*** Opening of QUOTED PASSAGE ***
- Consider retraining. Some folks like to escape to business school or other programs post-job-loss. For the right reasons, a layoff can be a great trigger to learn new skills and gain new expertise.
Start Job Search
- Take the time to reassess your career path. One of the best ways to do this is to write down the 10 things you loved the most about your previous job experience. You can then integrate these points into your new resume.
- Make a career search plan detailing your efforts as well as your metrics. Be specific, like how much time do you plan to spend a day searching, etc. Here is a job search checklist that can help.
- Prepare your resume. It is quite easy to forget some of the work you may have done in your previous job. The important thing is to get a good list of all the projects/work that you may have done. Later, you can pick and choose which one is worth mentioning in your resume (or prioritize your experience based on the job for which you are applying). You can download a free, highly effective resume template here.
- Talk, talk, and talk. It doesn’t matter to who you talk to, but do snatch every opportunity you get to let someone know that you are in the market, up for grabs. You never know… that friendly person chatting you up on the train might be hiring. Here are 5 useful networking tips
- Ensure that your LinkedIn/Doostang/other professional networks are up-to-date. Don’t be shy about reaching out to a contact even if you have not maintained contact in a while. Even contacting strangers on these networks is just as helpful. I once had a complete stranger call me from Spain (I was in Chicago then) because I had requested time to speak with him about his company.
- Cold calling works! This comes from personal experience. First, ID a job that interests you. Some companies post their HR team’s phone numbers on their site. If you can spot this, call and leave a message that is good enough to just tease their interest. This will not only give you the potential opportunity to speak to a live person in the company, but will also set you apart from other candidates because you’ve gone a step further in attempting to reach the company.
*** Close of QUOTED PASSAGE ***
*** Opening of DATA EXTRACT ***
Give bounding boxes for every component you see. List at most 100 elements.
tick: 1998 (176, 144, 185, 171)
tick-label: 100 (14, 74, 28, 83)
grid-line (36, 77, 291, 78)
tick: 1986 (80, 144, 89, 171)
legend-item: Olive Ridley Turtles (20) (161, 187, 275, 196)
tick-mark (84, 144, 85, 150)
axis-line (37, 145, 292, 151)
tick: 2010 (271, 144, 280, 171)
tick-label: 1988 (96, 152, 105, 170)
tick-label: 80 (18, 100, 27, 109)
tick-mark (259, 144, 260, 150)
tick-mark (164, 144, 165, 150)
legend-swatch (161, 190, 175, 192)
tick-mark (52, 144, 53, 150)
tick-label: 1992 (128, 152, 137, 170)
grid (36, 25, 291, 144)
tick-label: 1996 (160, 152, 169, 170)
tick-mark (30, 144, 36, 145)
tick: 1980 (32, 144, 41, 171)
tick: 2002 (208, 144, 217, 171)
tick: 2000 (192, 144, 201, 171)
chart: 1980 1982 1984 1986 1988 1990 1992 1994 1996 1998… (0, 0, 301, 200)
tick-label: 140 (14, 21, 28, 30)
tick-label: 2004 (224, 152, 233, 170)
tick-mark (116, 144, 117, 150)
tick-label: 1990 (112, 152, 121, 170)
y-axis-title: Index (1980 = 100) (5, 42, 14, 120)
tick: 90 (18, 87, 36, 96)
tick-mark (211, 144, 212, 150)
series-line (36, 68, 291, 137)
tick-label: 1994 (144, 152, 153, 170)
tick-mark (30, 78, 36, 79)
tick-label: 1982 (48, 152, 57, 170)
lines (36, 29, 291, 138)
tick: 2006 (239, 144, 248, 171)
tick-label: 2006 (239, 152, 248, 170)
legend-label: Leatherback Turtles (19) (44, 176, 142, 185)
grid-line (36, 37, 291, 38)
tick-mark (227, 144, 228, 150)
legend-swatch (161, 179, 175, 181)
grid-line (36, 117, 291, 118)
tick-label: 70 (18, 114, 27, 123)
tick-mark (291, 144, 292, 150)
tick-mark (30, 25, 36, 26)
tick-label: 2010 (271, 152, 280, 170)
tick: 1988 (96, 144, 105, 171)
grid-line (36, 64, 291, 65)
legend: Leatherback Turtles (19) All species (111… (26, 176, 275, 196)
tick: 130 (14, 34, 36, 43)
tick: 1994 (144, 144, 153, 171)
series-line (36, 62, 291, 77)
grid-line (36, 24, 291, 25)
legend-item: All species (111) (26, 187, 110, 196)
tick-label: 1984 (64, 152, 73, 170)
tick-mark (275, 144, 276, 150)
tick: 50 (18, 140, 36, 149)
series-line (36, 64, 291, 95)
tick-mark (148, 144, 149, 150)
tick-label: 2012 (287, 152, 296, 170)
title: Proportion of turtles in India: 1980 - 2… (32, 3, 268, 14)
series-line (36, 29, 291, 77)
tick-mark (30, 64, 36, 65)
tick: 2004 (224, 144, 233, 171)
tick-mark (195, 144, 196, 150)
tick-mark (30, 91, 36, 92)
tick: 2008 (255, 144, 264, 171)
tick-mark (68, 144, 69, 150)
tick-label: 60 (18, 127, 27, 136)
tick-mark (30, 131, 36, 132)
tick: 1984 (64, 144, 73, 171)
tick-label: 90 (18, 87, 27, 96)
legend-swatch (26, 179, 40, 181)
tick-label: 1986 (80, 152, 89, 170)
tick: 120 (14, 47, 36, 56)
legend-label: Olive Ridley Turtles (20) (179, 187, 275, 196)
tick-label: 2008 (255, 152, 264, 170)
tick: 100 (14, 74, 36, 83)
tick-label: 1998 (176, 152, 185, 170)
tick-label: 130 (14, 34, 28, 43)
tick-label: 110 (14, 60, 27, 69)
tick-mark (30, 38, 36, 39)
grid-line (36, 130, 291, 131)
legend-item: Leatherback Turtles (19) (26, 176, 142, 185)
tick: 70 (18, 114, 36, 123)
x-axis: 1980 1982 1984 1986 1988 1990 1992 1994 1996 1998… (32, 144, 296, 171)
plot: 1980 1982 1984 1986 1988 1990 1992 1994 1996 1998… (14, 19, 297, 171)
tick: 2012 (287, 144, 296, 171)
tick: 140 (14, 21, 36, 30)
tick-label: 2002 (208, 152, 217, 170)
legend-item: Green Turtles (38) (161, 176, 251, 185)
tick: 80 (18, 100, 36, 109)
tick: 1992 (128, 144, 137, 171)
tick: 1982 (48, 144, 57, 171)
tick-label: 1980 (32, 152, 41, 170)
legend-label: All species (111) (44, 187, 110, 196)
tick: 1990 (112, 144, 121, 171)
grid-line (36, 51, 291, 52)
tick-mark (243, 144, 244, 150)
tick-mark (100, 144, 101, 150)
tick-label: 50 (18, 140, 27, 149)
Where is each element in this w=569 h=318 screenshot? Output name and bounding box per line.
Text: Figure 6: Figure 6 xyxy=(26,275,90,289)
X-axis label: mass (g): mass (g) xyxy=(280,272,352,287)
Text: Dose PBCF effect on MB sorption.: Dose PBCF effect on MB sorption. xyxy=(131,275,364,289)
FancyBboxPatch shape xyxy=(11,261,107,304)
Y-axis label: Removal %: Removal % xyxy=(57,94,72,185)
*** Close of DATA EXTRACT ***
In the job search tips, how many things you loved most about your previous job should you write down when reassessing your career path? Rely only on the text for this.

## [OUTPUT FOR THIS EXERCISE]
Ten.